** start **

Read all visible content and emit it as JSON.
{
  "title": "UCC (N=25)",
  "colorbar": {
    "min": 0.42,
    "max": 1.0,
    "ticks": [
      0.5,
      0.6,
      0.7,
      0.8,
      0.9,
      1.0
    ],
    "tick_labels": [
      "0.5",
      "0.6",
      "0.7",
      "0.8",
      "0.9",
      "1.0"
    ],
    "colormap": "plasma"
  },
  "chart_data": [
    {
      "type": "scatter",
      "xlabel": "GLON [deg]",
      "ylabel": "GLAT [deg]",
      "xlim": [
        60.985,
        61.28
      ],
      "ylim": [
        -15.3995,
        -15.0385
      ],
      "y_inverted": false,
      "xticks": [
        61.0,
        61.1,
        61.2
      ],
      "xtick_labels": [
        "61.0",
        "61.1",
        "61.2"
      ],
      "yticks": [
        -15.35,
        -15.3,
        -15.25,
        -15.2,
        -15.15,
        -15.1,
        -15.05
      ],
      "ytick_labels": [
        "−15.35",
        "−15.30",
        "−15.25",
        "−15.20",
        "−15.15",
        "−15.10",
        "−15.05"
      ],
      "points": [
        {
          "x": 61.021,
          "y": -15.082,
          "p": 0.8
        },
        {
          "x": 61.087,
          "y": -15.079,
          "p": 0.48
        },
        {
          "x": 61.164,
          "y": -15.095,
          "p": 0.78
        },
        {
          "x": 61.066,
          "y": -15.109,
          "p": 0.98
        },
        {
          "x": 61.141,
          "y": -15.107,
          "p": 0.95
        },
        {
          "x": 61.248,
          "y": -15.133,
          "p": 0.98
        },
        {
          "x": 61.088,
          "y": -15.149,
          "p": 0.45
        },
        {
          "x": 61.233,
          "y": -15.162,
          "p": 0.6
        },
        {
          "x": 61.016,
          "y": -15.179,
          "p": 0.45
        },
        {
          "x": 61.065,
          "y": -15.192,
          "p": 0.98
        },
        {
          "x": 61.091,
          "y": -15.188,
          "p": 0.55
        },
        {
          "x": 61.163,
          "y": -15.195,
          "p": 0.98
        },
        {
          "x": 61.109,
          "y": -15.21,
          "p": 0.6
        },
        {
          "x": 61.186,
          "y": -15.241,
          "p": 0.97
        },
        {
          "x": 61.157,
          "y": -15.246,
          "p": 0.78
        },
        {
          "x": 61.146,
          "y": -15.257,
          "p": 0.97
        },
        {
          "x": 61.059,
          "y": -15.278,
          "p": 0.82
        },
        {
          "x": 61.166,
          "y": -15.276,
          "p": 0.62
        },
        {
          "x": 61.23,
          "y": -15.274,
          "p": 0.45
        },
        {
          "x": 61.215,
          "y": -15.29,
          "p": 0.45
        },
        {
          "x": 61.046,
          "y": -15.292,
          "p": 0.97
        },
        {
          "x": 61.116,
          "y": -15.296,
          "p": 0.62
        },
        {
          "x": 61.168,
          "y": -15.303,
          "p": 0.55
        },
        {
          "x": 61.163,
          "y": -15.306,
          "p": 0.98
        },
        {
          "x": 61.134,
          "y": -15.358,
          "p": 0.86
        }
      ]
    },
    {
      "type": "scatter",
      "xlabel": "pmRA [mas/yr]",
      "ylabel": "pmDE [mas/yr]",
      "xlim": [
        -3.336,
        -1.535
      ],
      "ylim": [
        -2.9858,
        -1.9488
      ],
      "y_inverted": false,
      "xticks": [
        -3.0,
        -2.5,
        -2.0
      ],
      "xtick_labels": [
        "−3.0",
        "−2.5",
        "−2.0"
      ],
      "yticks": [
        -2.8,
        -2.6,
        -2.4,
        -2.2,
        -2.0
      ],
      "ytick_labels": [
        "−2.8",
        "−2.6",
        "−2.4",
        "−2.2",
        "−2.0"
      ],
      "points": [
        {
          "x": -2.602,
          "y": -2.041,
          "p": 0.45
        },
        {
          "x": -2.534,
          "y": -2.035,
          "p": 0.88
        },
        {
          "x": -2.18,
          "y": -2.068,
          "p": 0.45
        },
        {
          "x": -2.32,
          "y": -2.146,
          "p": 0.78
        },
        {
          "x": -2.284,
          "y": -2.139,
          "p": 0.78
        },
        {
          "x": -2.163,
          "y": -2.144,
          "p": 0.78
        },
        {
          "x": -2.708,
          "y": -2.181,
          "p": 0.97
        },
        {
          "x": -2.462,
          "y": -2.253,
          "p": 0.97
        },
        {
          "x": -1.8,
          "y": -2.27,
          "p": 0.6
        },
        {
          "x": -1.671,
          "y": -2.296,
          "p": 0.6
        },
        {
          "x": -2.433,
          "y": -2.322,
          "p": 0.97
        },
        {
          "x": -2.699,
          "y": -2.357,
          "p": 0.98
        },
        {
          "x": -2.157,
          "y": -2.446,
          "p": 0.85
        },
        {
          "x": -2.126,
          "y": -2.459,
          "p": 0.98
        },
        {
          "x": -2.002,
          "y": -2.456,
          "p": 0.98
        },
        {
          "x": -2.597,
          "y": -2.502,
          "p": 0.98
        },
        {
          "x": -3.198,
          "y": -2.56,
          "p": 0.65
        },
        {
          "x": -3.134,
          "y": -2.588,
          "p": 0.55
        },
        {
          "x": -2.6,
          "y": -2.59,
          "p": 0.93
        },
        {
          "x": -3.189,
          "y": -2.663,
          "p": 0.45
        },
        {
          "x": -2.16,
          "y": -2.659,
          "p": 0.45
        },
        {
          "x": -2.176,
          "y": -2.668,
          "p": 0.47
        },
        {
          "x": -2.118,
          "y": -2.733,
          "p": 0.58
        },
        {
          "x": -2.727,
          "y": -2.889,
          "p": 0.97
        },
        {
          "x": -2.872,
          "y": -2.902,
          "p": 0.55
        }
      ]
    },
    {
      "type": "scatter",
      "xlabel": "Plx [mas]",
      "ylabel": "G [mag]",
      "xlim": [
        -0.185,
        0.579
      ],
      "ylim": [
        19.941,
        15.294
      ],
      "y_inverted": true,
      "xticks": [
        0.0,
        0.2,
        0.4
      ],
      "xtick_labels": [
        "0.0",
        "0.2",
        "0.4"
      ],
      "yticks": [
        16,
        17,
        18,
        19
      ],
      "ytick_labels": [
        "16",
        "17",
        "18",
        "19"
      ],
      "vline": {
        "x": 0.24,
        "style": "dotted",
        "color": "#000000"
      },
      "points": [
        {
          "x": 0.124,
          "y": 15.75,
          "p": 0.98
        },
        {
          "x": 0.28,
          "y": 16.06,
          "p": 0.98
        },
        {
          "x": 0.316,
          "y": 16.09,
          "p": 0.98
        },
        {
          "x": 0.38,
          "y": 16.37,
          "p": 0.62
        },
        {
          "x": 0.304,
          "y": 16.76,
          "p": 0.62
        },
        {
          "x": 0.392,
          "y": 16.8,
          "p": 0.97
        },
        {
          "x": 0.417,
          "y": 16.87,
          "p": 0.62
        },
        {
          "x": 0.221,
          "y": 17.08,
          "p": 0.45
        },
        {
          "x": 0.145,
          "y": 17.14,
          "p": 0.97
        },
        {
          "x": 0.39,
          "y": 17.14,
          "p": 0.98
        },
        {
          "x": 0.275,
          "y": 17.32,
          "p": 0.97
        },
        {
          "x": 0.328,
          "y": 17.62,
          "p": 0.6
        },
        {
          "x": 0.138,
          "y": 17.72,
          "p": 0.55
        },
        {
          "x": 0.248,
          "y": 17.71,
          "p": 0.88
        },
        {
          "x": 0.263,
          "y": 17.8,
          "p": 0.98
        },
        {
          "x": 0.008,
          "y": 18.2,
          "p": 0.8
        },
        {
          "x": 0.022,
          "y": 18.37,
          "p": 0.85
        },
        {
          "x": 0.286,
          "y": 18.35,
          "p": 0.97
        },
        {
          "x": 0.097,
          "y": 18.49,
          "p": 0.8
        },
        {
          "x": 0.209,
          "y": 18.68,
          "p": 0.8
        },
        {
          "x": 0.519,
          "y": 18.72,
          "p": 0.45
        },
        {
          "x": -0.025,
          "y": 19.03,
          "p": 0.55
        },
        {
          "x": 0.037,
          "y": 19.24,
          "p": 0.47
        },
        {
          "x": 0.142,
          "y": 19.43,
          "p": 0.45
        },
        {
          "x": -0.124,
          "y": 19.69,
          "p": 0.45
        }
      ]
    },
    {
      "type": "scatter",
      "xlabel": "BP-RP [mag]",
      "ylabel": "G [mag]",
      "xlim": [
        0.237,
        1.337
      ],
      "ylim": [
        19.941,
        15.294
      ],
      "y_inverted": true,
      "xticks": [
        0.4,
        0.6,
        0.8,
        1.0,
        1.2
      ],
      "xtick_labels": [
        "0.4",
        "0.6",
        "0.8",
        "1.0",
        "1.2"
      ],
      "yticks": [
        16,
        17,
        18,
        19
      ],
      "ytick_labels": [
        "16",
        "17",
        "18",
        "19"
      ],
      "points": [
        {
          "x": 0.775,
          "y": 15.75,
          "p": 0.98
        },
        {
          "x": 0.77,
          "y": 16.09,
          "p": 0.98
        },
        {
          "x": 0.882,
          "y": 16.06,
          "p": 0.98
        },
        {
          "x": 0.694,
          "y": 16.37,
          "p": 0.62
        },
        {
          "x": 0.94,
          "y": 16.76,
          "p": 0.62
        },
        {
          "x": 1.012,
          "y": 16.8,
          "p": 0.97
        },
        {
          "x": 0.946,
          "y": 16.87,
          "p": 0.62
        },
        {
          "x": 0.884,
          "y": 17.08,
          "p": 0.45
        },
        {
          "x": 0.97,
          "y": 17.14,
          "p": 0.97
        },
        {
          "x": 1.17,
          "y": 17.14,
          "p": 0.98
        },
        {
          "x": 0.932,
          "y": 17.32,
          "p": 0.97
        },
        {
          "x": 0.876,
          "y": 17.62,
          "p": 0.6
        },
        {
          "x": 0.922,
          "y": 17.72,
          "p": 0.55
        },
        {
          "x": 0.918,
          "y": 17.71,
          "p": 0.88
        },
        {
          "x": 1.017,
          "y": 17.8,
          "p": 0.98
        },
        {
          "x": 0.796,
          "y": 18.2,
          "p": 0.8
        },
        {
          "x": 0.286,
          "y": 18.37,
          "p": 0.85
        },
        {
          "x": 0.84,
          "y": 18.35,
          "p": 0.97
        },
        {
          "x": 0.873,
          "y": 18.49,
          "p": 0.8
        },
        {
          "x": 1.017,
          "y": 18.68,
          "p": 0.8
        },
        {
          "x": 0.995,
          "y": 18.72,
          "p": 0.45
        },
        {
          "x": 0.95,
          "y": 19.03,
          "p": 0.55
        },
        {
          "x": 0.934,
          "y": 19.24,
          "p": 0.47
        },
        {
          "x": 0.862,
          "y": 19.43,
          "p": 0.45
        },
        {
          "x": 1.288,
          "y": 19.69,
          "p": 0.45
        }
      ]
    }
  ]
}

** end **

**REQUIREMENT:** Which lines contain the word "ylabel"? Copy each of them.

**CORRECT ANSWER:**
      "ylabel": "GLAT [deg]",
      "ylabel": "pmDE [mas/yr]",
      "ylabel": "G [mag]",
      "ylabel": "G [mag]",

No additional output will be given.